___ Data to process ___

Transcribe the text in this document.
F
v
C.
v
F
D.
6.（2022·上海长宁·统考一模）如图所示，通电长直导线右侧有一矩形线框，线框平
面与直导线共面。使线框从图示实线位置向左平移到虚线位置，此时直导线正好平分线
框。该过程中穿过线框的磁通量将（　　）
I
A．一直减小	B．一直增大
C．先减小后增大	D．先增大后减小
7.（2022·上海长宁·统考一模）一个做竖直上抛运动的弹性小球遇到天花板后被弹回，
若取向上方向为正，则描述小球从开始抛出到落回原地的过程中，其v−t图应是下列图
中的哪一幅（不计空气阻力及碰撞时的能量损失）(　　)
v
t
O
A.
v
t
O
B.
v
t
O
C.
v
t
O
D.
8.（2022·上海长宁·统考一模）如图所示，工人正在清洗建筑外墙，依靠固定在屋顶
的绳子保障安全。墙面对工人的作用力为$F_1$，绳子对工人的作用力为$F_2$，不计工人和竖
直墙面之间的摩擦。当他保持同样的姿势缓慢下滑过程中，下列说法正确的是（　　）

___
___ Data to process ___

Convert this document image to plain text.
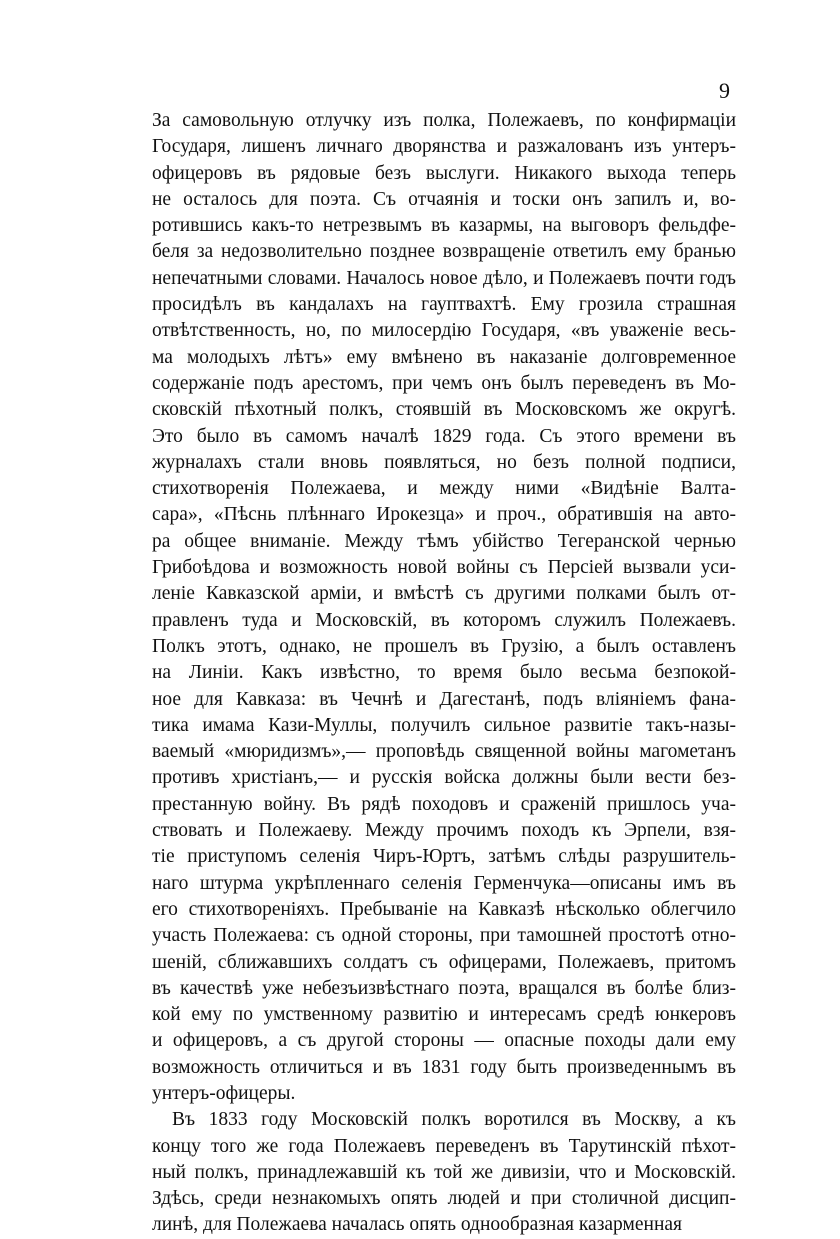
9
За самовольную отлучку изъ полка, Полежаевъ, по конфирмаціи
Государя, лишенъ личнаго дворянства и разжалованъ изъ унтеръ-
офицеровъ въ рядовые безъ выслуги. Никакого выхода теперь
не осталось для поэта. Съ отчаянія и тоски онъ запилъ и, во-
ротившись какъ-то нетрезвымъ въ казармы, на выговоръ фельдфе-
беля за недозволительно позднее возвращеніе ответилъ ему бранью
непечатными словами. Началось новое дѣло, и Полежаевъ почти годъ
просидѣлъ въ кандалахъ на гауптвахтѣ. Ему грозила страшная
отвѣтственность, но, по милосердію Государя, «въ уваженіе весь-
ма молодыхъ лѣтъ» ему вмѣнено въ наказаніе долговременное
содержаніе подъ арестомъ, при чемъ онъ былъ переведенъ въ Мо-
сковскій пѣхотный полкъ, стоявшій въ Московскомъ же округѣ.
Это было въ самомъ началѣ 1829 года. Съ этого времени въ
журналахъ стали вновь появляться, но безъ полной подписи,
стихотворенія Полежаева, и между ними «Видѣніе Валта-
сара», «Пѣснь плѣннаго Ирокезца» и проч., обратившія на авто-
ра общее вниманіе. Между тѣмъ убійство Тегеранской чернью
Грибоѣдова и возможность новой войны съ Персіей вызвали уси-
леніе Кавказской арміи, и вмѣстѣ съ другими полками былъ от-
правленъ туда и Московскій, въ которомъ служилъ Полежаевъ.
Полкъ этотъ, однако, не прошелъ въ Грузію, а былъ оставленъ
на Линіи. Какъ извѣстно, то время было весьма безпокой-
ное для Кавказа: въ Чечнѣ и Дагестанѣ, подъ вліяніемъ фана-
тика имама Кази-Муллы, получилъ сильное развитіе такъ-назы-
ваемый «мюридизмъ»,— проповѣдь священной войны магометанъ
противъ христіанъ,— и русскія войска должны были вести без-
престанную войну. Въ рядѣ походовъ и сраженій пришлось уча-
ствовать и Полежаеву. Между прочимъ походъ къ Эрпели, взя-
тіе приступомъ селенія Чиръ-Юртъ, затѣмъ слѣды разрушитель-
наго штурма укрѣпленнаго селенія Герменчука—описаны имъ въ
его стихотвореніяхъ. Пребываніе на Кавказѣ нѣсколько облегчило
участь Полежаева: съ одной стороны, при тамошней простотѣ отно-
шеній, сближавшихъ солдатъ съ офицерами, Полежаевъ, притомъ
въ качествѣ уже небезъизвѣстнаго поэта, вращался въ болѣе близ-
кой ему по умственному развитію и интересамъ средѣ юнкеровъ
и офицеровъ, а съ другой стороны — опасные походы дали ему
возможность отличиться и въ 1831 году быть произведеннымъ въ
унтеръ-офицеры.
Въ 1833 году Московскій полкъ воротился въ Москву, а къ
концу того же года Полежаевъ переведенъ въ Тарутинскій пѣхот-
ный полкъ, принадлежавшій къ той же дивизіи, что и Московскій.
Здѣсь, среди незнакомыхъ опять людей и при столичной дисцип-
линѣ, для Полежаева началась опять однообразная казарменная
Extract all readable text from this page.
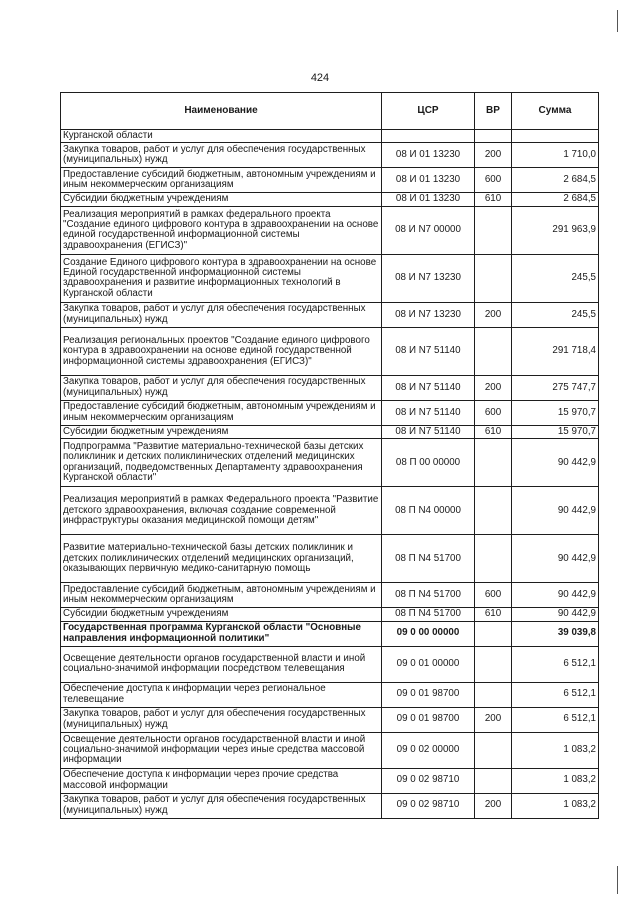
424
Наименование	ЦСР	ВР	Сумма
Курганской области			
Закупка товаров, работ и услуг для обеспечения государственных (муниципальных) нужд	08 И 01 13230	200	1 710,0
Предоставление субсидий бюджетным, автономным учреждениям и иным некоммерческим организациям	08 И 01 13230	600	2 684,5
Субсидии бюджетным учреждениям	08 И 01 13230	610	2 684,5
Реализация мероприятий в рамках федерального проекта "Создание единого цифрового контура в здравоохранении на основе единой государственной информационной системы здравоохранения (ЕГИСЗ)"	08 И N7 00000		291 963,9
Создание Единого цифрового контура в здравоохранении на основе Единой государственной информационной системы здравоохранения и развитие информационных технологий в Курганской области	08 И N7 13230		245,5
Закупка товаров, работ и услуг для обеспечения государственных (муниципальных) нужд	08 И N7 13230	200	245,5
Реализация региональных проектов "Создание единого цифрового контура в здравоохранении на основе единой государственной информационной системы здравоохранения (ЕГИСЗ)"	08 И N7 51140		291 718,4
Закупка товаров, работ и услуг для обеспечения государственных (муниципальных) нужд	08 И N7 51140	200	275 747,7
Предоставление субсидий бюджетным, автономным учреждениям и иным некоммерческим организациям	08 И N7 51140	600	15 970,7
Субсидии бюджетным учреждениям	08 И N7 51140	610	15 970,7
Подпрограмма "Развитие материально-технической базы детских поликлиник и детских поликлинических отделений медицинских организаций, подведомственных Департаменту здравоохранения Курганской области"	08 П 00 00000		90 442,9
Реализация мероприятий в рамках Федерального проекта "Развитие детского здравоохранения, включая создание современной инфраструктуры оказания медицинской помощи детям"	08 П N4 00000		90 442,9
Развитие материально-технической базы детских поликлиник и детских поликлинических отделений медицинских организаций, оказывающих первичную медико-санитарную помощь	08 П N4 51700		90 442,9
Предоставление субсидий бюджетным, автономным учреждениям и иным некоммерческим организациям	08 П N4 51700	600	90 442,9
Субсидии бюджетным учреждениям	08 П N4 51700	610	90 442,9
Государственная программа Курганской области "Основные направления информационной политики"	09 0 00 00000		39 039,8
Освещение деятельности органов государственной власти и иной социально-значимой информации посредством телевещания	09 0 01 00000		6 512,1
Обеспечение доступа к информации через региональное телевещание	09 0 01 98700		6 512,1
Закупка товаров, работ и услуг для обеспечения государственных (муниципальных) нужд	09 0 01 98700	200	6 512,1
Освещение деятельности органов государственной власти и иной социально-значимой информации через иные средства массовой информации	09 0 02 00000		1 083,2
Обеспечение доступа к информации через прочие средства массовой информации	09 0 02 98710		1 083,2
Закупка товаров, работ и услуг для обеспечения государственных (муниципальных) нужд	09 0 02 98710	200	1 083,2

___

From the entries above, extract every line where the word "подъ" appears.

содержаніе подъ арестомъ, при чемъ онъ былъ переведенъ въ Мо-
ное для Кавказа: въ Чечнѣ и Дагестанѣ, подъ вліяніемъ фана-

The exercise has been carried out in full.